→ GIVEN RECORDS:

— begin —

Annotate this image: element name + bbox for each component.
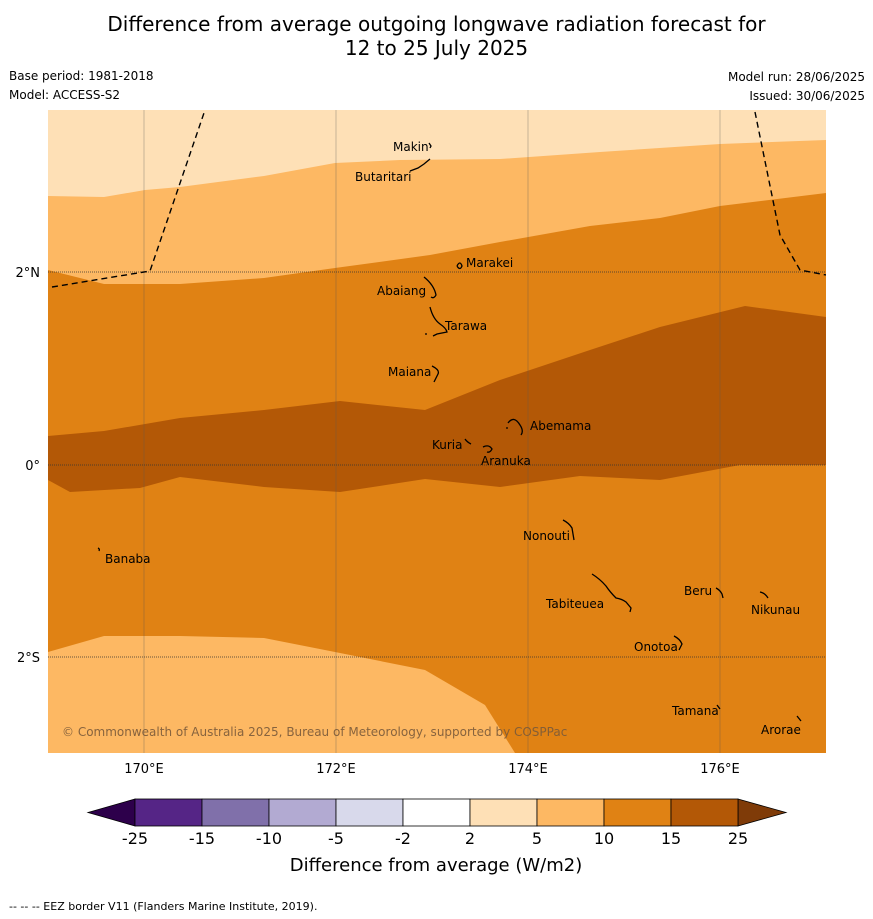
model-run-date: Model run: 28/06/2025 bbox=[727, 70, 865, 84]
title-line-1: Difference from average outgoing longwav… bbox=[107, 12, 766, 36]
place-label-abemama: Abemama bbox=[530, 419, 591, 433]
colorbar-under-arrow bbox=[86, 798, 136, 827]
place-label-maiana: Maiana bbox=[388, 365, 431, 379]
colorbar-segment bbox=[201, 798, 270, 827]
tarawa-island bbox=[425, 306, 448, 337]
lon-label-172e: 172°E bbox=[316, 762, 356, 777]
nonouti-island bbox=[562, 519, 575, 541]
colorbar-segment bbox=[335, 798, 404, 827]
place-label-arorae: Arorae bbox=[761, 723, 801, 737]
colorbar-segment bbox=[402, 798, 471, 827]
lon-label-174e: 174°E bbox=[508, 762, 548, 777]
eez-legend-note: -- -- -- EEZ border V11 (Flanders Marine… bbox=[9, 900, 318, 913]
colorbar-tick-label: 25 bbox=[728, 829, 748, 848]
colorbar-tick-label: -5 bbox=[328, 829, 344, 848]
colorbar-tick-label: 5 bbox=[532, 829, 542, 848]
colorbar-segment bbox=[469, 798, 538, 827]
tamana-island bbox=[716, 704, 721, 710]
lat-gridlines bbox=[48, 271, 826, 658]
band-15-to-25 bbox=[48, 306, 826, 492]
map-title: Difference from average outgoing longwav… bbox=[0, 12, 873, 60]
butaritari-island bbox=[409, 158, 431, 172]
title-line-2: 12 to 25 July 2025 bbox=[344, 36, 529, 60]
colorbar-tick-label: 2 bbox=[465, 829, 475, 848]
island-outlines bbox=[97, 142, 802, 722]
colorbar-segment bbox=[134, 798, 203, 827]
lat-label-2s: 2°S bbox=[17, 651, 40, 666]
issued-date: Issued: 30/06/2025 bbox=[749, 89, 865, 103]
map-panel: Makin Butaritari Marakei Abaiang Tarawa … bbox=[48, 110, 826, 753]
place-label-makin: Makin bbox=[393, 140, 429, 154]
colorbar-tick-label: -25 bbox=[122, 829, 148, 848]
eez-border bbox=[51, 110, 826, 288]
colorbar-tick-label: -10 bbox=[256, 829, 282, 848]
base-period: Base period: 1981-2018 bbox=[9, 69, 154, 83]
colorbar-tick-label: 15 bbox=[661, 829, 681, 848]
colorbar: -25 -15 -10 -5 -2 2 5 10 15 25 Difference from av… bbox=[86, 798, 788, 876]
place-label-kuria: Kuria bbox=[432, 438, 463, 452]
place-label-nikunau: Nikunau bbox=[751, 603, 800, 617]
place-label-marakei: Marakei bbox=[466, 256, 513, 270]
maiana-island bbox=[431, 365, 440, 383]
place-label-tabiteuea: Tabiteuea bbox=[545, 597, 604, 611]
place-label-beru: Beru bbox=[684, 584, 712, 598]
tabiteuea-island bbox=[591, 573, 632, 613]
colorbar-over-arrow bbox=[737, 798, 788, 827]
place-label-butaritari: Butaritari bbox=[355, 170, 412, 184]
place-label-tamana: Tamana bbox=[671, 704, 719, 718]
colorbar-tick-label: -2 bbox=[395, 829, 411, 848]
onotoa-island bbox=[673, 635, 683, 651]
graticule bbox=[143, 110, 721, 753]
place-label-nonouti: Nonouti bbox=[523, 529, 570, 543]
lat-label-0: 0° bbox=[25, 459, 40, 474]
place-label-abaiang: Abaiang bbox=[377, 284, 426, 298]
model-name: Model: ACCESS-S2 bbox=[9, 88, 121, 102]
colorbar-segment bbox=[268, 798, 337, 827]
kuria-island bbox=[464, 438, 472, 445]
place-labels: Makin Butaritari Marakei Abaiang Tarawa … bbox=[105, 140, 801, 737]
colorbar-segment bbox=[670, 798, 739, 827]
colorbar-tick-label: 10 bbox=[594, 829, 614, 848]
place-label-onotoa: Onotoa bbox=[634, 640, 678, 654]
colorbar-title: Difference from average (W/m2) bbox=[290, 855, 582, 876]
marakei-island bbox=[456, 262, 463, 270]
copyright-notice: © Commonwealth of Australia 2025, Bureau… bbox=[62, 725, 567, 739]
nikunau-island bbox=[759, 591, 769, 599]
arorae-island bbox=[796, 715, 802, 722]
place-label-tarawa: Tarawa bbox=[444, 319, 487, 333]
lon-axis-labels: 170°E 172°E 174°E 176°E bbox=[124, 762, 740, 777]
beru-island bbox=[715, 587, 724, 599]
lon-label-170e: 170°E bbox=[124, 762, 164, 777]
lat-axis-labels: 2°N 0° 2°S bbox=[16, 266, 41, 666]
lat-label-2n: 2°N bbox=[16, 266, 41, 281]
place-label-banaba: Banaba bbox=[105, 552, 151, 566]
colorbar-tick-label: -15 bbox=[189, 829, 215, 848]
lon-label-176e: 176°E bbox=[700, 762, 740, 777]
place-label-aranuka: Aranuka bbox=[481, 454, 531, 468]
aranuka-island bbox=[482, 445, 493, 453]
band-2-to-5-north bbox=[48, 110, 826, 197]
abemama-island bbox=[506, 418, 523, 436]
banaba-island bbox=[97, 547, 100, 552]
colorbar-segment bbox=[536, 798, 605, 827]
abaiang-island bbox=[423, 276, 437, 299]
colorbar-segment bbox=[603, 798, 672, 827]
makin-island bbox=[428, 142, 432, 149]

— end —

→ EXERCISE DETAILS: Please swap "colorbar-segment" for "color-scale-band" throughout all the entries above and give the lines again with nothing else changed. Leave the pictures out of your answer.

→ EXERCISE RESULT:
Annotate this image: element name + bbox for each component.
model-run-date: Model run: 28/06/2025 bbox=[727, 70, 865, 84]
title-line-1: Difference from average outgoing longwav… bbox=[107, 12, 766, 36]
place-label-abemama: Abemama bbox=[530, 419, 591, 433]
colorbar-under-arrow bbox=[86, 798, 136, 827]
place-label-maiana: Maiana bbox=[388, 365, 431, 379]
color-scale-band bbox=[201, 798, 270, 827]
tarawa-island bbox=[425, 306, 448, 337]
lon-label-172e: 172°E bbox=[316, 762, 356, 777]
nonouti-island bbox=[562, 519, 575, 541]
color-scale-band bbox=[335, 798, 404, 827]
place-label-arorae: Arorae bbox=[761, 723, 801, 737]
color-scale-band bbox=[402, 798, 471, 827]
lon-label-174e: 174°E bbox=[508, 762, 548, 777]
eez-legend-note: -- -- -- EEZ border V11 (Flanders Marine… bbox=[9, 900, 318, 913]
colorbar-tick-label: 25 bbox=[728, 829, 748, 848]
colorbar-tick-label: -5 bbox=[328, 829, 344, 848]
colorbar-tick-label: 5 bbox=[532, 829, 542, 848]
color-scale-band bbox=[469, 798, 538, 827]
tamana-island bbox=[716, 704, 721, 710]
lat-gridlines bbox=[48, 271, 826, 658]
band-15-to-25 bbox=[48, 306, 826, 492]
map-title: Difference from average outgoing longwav… bbox=[0, 12, 873, 60]
butaritari-island bbox=[409, 158, 431, 172]
title-line-2: 12 to 25 July 2025 bbox=[344, 36, 529, 60]
colorbar-tick-label: 2 bbox=[465, 829, 475, 848]
island-outlines bbox=[97, 142, 802, 722]
color-scale-band bbox=[134, 798, 203, 827]
lat-label-2s: 2°S bbox=[17, 651, 40, 666]
issued-date: Issued: 30/06/2025 bbox=[749, 89, 865, 103]
map-panel: Makin Butaritari Marakei Abaiang Tarawa … bbox=[48, 110, 826, 753]
place-label-makin: Makin bbox=[393, 140, 429, 154]
colorbar-tick-label: -25 bbox=[122, 829, 148, 848]
eez-border bbox=[51, 110, 826, 288]
colorbar-tick-label: -10 bbox=[256, 829, 282, 848]
base-period: Base period: 1981-2018 bbox=[9, 69, 154, 83]
colorbar-tick-label: 15 bbox=[661, 829, 681, 848]
colorbar: -25 -15 -10 -5 -2 2 5 10 15 25 Difference from av… bbox=[86, 798, 788, 876]
place-label-kuria: Kuria bbox=[432, 438, 463, 452]
place-label-nikunau: Nikunau bbox=[751, 603, 800, 617]
place-label-marakei: Marakei bbox=[466, 256, 513, 270]
maiana-island bbox=[431, 365, 440, 383]
place-label-tabiteuea: Tabiteuea bbox=[545, 597, 604, 611]
place-label-beru: Beru bbox=[684, 584, 712, 598]
tabiteuea-island bbox=[591, 573, 632, 613]
colorbar-over-arrow bbox=[737, 798, 788, 827]
place-label-butaritari: Butaritari bbox=[355, 170, 412, 184]
place-label-tamana: Tamana bbox=[671, 704, 719, 718]
colorbar-tick-label: -2 bbox=[395, 829, 411, 848]
onotoa-island bbox=[673, 635, 683, 651]
graticule bbox=[143, 110, 721, 753]
place-label-nonouti: Nonouti bbox=[523, 529, 570, 543]
lat-label-0: 0° bbox=[25, 459, 40, 474]
place-label-abaiang: Abaiang bbox=[377, 284, 426, 298]
model-name: Model: ACCESS-S2 bbox=[9, 88, 121, 102]
color-scale-band bbox=[268, 798, 337, 827]
kuria-island bbox=[464, 438, 472, 445]
place-labels: Makin Butaritari Marakei Abaiang Tarawa … bbox=[105, 140, 801, 737]
color-scale-band bbox=[670, 798, 739, 827]
colorbar-tick-label: 10 bbox=[594, 829, 614, 848]
place-label-onotoa: Onotoa bbox=[634, 640, 678, 654]
colorbar-title: Difference from average (W/m2) bbox=[290, 855, 582, 876]
marakei-island bbox=[456, 262, 463, 270]
copyright-notice: © Commonwealth of Australia 2025, Bureau… bbox=[62, 725, 567, 739]
nikunau-island bbox=[759, 591, 769, 599]
arorae-island bbox=[796, 715, 802, 722]
place-label-tarawa: Tarawa bbox=[444, 319, 487, 333]
lon-axis-labels: 170°E 172°E 174°E 176°E bbox=[124, 762, 740, 777]
beru-island bbox=[715, 587, 724, 599]
lon-label-170e: 170°E bbox=[124, 762, 164, 777]
lat-axis-labels: 2°N 0° 2°S bbox=[16, 266, 41, 666]
lat-label-2n: 2°N bbox=[16, 266, 41, 281]
place-label-banaba: Banaba bbox=[105, 552, 151, 566]
colorbar-tick-label: -15 bbox=[189, 829, 215, 848]
lon-label-176e: 176°E bbox=[700, 762, 740, 777]
place-label-aranuka: Aranuka bbox=[481, 454, 531, 468]
aranuka-island bbox=[482, 445, 493, 453]
band-2-to-5-north bbox=[48, 110, 826, 197]
abemama-island bbox=[506, 418, 523, 436]
banaba-island bbox=[97, 547, 100, 552]
color-scale-band bbox=[536, 798, 605, 827]
abaiang-island bbox=[423, 276, 437, 299]
color-scale-band bbox=[603, 798, 672, 827]
makin-island bbox=[428, 142, 432, 149]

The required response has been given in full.